== STATED GOAL ==
Wherever the word "this" appears in a line, copy that line.

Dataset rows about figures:
- - - - - - -

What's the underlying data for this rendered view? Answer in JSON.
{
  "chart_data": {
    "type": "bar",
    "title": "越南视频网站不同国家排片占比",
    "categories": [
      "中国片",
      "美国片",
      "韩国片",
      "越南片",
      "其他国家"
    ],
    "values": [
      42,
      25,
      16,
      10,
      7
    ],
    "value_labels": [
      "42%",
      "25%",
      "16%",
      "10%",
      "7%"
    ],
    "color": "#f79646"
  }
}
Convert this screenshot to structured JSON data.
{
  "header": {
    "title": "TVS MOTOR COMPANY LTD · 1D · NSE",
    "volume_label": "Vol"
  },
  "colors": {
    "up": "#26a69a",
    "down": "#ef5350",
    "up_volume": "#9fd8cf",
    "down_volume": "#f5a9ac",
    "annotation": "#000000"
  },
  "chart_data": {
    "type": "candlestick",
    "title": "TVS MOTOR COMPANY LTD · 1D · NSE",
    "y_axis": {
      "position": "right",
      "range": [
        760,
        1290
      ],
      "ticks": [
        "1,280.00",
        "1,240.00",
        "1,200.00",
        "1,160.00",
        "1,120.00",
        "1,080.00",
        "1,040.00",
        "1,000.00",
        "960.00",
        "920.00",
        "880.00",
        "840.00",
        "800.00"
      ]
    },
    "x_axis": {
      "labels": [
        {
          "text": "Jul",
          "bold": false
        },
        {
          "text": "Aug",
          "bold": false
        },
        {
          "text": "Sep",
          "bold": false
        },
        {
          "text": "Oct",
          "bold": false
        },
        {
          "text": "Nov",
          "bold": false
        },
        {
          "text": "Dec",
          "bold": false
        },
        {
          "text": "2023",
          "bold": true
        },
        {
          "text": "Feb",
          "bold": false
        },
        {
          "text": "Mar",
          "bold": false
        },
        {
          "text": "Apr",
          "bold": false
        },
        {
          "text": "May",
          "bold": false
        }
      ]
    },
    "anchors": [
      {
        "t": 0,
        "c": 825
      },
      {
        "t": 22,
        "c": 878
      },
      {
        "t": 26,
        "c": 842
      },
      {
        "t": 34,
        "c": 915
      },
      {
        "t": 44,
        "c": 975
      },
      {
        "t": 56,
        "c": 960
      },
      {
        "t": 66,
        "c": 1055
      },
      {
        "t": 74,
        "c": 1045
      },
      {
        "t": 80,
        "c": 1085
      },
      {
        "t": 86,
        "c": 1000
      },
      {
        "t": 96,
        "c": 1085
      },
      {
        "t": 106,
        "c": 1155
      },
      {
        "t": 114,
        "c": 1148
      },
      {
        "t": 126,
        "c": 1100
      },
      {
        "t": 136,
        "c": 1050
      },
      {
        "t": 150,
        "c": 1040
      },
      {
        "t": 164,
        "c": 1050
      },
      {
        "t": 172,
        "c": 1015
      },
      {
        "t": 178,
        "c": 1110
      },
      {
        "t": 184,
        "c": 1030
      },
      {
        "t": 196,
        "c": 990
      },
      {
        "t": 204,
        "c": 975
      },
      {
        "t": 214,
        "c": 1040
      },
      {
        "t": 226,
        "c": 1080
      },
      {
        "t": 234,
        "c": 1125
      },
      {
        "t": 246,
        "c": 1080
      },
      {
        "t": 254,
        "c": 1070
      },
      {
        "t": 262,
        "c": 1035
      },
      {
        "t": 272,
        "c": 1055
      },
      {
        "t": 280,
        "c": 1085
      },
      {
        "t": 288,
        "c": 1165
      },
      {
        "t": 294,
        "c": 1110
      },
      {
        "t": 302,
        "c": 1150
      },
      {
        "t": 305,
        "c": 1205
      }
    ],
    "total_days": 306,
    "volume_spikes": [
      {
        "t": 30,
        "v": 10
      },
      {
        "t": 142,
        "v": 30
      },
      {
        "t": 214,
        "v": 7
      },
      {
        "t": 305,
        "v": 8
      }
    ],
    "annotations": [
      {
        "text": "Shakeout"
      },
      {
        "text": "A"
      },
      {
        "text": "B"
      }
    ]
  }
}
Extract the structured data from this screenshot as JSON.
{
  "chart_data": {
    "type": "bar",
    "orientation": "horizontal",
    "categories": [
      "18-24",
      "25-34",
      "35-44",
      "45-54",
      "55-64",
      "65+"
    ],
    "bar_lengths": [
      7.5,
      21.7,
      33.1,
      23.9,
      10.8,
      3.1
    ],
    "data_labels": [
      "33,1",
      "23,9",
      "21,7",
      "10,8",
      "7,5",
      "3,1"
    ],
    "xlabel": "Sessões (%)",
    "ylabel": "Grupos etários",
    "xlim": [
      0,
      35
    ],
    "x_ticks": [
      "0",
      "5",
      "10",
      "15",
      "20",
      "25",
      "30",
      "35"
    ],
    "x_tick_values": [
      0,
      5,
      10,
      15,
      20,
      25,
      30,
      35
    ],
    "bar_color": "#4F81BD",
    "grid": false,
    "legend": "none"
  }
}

- - - - - - -

== OUTPUT BELOW ==
What's the underlying data for this rendered view? Answer in JSON.
Convert this screenshot to structured JSON data.
Extract the structured data from this screenshot as JSON.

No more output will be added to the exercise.